→ What you should do: Find the string "categories" in the data, then copy every line where it is found.

→ Data provided:

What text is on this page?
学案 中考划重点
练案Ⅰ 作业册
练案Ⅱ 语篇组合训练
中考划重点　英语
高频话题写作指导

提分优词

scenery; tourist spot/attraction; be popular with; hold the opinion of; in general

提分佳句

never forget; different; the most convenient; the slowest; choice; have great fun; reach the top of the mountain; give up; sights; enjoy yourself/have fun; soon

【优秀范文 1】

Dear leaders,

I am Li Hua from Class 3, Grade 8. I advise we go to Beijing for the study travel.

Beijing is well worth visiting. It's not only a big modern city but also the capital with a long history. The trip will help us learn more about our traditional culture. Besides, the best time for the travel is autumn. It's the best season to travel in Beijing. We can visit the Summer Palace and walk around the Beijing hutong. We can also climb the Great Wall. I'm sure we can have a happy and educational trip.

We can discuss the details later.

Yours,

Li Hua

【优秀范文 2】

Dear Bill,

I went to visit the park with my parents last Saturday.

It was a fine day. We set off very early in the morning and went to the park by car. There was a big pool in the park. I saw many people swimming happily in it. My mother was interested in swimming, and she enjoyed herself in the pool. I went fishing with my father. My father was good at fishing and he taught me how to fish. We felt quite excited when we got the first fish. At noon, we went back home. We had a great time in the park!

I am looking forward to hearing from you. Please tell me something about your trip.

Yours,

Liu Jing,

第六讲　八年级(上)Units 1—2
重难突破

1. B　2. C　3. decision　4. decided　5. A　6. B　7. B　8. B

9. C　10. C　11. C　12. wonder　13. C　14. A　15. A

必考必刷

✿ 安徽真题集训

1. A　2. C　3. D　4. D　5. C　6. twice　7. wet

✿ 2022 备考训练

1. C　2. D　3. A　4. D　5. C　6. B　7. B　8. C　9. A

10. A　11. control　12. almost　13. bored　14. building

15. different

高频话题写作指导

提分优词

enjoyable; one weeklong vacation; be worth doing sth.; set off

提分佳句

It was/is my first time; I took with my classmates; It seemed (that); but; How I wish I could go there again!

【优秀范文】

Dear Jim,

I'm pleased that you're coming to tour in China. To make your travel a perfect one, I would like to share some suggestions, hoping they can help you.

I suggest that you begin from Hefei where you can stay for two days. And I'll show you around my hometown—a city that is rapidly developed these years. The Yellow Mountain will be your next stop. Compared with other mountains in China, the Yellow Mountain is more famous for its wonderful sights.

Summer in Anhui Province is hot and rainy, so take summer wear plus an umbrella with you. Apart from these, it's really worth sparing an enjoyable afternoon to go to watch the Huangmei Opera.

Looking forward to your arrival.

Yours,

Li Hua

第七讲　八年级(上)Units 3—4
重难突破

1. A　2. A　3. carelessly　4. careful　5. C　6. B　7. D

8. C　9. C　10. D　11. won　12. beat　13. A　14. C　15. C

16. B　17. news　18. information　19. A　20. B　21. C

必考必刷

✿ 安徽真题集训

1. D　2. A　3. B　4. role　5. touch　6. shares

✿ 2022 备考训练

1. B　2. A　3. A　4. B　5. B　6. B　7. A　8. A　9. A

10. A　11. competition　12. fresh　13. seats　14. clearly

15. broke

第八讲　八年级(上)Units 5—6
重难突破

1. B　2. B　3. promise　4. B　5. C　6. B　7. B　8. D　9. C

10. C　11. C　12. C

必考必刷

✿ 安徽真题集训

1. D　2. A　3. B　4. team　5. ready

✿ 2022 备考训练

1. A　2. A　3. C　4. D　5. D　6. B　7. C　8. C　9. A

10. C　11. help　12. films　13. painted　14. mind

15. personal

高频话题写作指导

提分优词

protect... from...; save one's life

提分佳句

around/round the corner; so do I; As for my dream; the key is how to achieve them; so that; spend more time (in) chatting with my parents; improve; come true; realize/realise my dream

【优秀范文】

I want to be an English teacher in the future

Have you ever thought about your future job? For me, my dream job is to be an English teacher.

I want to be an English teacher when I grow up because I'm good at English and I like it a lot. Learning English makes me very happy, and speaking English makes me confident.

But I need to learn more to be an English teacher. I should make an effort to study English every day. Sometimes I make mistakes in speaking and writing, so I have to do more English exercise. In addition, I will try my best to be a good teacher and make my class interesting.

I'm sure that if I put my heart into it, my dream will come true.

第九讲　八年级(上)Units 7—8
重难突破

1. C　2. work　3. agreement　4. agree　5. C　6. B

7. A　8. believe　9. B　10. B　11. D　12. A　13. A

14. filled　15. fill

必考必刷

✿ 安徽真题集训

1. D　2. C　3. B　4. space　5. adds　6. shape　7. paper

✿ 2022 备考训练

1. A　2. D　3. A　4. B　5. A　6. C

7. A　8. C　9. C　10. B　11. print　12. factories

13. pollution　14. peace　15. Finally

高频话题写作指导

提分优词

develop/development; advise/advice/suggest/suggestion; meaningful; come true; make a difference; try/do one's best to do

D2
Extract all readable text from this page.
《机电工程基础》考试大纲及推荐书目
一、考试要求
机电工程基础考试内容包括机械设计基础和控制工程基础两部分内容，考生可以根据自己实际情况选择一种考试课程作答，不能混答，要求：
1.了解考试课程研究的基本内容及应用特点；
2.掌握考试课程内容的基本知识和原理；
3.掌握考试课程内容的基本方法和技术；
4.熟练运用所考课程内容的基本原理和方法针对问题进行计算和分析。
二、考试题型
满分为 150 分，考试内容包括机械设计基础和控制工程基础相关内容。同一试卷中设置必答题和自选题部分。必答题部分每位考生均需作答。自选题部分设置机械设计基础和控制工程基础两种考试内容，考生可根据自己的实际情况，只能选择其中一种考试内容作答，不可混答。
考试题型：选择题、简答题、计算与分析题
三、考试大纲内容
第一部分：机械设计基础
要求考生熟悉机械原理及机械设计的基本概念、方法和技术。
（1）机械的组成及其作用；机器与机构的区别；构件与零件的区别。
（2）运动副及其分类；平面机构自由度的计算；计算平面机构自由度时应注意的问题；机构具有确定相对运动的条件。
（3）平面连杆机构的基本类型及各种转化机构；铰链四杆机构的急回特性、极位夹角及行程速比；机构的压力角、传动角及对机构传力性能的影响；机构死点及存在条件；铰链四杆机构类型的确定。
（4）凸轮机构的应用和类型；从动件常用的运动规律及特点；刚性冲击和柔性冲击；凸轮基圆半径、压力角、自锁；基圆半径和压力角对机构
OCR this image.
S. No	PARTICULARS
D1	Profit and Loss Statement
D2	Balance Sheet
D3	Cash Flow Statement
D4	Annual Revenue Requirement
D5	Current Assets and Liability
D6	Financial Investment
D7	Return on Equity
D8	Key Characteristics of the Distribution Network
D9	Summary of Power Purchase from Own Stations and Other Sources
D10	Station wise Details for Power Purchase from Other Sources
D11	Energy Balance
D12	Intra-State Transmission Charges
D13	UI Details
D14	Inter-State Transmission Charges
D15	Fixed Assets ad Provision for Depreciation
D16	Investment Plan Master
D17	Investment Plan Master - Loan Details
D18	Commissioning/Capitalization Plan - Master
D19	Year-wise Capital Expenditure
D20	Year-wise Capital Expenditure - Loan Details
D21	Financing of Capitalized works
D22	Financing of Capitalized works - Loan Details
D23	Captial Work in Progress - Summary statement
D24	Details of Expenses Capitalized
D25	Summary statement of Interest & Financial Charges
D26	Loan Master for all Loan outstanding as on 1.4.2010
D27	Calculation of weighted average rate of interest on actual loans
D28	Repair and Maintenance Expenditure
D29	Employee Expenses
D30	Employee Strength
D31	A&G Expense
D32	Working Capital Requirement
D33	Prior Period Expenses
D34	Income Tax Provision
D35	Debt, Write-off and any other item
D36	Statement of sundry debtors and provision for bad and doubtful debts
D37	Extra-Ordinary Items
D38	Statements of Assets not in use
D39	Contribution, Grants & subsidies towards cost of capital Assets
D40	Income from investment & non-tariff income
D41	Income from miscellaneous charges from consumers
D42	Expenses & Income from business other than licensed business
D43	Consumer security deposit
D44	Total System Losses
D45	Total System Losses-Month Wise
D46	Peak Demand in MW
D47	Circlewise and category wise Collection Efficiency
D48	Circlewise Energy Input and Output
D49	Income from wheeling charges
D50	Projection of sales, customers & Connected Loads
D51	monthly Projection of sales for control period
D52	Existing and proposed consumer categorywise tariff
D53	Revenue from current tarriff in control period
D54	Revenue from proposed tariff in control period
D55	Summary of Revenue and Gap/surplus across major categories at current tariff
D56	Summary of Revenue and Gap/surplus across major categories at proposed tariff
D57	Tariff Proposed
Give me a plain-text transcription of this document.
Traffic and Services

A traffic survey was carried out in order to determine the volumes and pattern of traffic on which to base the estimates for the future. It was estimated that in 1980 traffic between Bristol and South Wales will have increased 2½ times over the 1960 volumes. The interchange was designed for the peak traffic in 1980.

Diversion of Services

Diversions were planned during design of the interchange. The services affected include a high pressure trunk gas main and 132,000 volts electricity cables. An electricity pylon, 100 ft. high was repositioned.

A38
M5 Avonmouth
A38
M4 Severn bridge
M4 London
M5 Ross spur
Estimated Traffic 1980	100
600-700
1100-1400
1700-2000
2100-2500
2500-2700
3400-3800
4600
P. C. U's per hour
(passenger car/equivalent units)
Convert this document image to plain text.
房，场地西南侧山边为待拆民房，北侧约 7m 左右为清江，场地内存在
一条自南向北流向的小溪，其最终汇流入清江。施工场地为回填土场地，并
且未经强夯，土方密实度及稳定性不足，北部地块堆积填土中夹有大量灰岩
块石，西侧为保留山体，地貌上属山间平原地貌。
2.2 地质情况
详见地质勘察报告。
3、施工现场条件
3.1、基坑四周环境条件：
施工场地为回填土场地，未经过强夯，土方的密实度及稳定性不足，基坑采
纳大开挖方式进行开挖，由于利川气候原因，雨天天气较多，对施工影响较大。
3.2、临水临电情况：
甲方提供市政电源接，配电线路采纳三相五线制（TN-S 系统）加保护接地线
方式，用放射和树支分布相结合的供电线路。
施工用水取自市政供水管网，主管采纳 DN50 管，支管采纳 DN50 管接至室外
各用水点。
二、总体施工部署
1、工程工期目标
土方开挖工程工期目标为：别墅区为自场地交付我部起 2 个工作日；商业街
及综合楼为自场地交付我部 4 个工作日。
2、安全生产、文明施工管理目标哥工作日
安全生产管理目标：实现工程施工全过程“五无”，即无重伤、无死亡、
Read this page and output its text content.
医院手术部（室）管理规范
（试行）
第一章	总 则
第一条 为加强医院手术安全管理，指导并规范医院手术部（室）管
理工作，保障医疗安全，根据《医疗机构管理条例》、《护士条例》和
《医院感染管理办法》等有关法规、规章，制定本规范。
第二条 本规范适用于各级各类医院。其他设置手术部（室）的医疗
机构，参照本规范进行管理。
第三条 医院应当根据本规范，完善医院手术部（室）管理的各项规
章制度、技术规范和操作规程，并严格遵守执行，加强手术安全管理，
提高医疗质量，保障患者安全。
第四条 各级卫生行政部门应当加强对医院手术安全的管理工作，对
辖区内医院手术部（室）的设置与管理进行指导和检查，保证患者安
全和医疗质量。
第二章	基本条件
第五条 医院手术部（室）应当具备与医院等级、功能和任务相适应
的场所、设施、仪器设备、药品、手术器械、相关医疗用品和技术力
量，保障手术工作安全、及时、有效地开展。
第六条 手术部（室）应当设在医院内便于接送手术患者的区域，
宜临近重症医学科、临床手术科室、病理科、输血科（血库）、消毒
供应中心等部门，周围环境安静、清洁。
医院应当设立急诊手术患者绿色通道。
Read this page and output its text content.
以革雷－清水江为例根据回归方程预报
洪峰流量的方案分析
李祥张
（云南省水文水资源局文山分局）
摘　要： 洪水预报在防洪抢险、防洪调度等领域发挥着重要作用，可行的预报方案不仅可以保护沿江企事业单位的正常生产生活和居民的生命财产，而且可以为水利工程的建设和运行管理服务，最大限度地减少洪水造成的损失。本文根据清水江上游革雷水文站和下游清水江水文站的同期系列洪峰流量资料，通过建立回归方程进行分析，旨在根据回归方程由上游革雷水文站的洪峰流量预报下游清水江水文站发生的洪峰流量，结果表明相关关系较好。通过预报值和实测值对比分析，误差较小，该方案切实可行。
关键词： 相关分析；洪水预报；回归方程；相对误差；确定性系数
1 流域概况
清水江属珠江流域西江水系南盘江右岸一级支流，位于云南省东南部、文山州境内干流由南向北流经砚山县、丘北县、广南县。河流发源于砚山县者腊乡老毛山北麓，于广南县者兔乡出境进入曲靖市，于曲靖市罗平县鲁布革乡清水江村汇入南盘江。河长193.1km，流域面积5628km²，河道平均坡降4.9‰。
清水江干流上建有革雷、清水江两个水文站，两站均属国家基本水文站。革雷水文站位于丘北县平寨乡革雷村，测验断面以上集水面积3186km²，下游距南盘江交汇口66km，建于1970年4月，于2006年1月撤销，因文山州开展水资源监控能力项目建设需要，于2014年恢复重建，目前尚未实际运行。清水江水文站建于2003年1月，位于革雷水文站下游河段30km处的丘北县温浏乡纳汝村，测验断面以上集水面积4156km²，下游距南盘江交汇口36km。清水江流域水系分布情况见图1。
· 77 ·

→ Answer to this task:
D55	Summary of Revenue and Gap/surplus across major categories at current tariff
D56	Summary of Revenue and Gap/surplus across major categories at proposed tariff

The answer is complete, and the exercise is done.